— Start of Given records —
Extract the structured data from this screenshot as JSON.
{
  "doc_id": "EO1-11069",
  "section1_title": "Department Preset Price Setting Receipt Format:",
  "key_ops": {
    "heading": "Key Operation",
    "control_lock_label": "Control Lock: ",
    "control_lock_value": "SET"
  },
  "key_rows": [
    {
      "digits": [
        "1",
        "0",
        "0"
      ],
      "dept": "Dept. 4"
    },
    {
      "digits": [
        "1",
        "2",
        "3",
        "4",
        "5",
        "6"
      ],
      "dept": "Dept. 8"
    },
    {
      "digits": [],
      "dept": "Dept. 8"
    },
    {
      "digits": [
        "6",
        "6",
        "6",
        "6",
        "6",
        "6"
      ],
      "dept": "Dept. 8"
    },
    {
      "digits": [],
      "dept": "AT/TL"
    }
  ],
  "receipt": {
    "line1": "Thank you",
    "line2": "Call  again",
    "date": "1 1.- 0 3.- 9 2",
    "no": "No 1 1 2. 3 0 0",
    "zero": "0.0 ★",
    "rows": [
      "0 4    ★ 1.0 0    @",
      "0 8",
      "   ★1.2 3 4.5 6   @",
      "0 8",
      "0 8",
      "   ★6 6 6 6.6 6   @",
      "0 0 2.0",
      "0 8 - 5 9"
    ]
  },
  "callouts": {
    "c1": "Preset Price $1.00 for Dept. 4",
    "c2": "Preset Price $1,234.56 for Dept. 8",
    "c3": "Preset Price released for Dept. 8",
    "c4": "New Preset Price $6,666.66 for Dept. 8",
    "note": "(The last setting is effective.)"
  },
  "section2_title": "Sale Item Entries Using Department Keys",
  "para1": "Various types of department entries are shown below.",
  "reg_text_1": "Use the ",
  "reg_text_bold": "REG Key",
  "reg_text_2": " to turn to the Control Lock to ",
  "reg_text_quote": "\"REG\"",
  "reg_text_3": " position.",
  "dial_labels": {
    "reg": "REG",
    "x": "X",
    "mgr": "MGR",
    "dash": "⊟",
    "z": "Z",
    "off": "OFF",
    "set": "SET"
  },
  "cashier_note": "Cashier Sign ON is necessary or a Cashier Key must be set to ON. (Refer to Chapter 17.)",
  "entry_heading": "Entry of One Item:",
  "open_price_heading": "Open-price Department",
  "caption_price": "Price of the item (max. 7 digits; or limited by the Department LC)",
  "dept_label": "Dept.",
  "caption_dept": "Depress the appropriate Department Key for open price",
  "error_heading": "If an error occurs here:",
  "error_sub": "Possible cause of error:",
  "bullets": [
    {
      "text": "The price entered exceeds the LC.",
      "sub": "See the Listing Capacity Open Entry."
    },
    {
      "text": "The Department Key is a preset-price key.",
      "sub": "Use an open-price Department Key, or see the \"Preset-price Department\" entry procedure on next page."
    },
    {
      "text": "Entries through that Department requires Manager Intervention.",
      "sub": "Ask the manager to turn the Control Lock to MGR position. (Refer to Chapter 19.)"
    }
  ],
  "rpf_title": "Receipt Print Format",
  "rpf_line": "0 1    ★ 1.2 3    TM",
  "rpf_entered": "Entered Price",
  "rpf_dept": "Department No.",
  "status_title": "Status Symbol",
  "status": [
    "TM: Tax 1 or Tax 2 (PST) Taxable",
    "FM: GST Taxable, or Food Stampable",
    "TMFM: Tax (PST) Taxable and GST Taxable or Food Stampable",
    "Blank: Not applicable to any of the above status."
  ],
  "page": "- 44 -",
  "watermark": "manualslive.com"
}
— End of Given records —
◆ Instruction
Gather from the entries above all lines that include the string "page".

◆ Written answer
      "sub": "Use an open-price Department Key, or see the \"Preset-price Department\" entry procedure on next page."
  "page": "- 44 -",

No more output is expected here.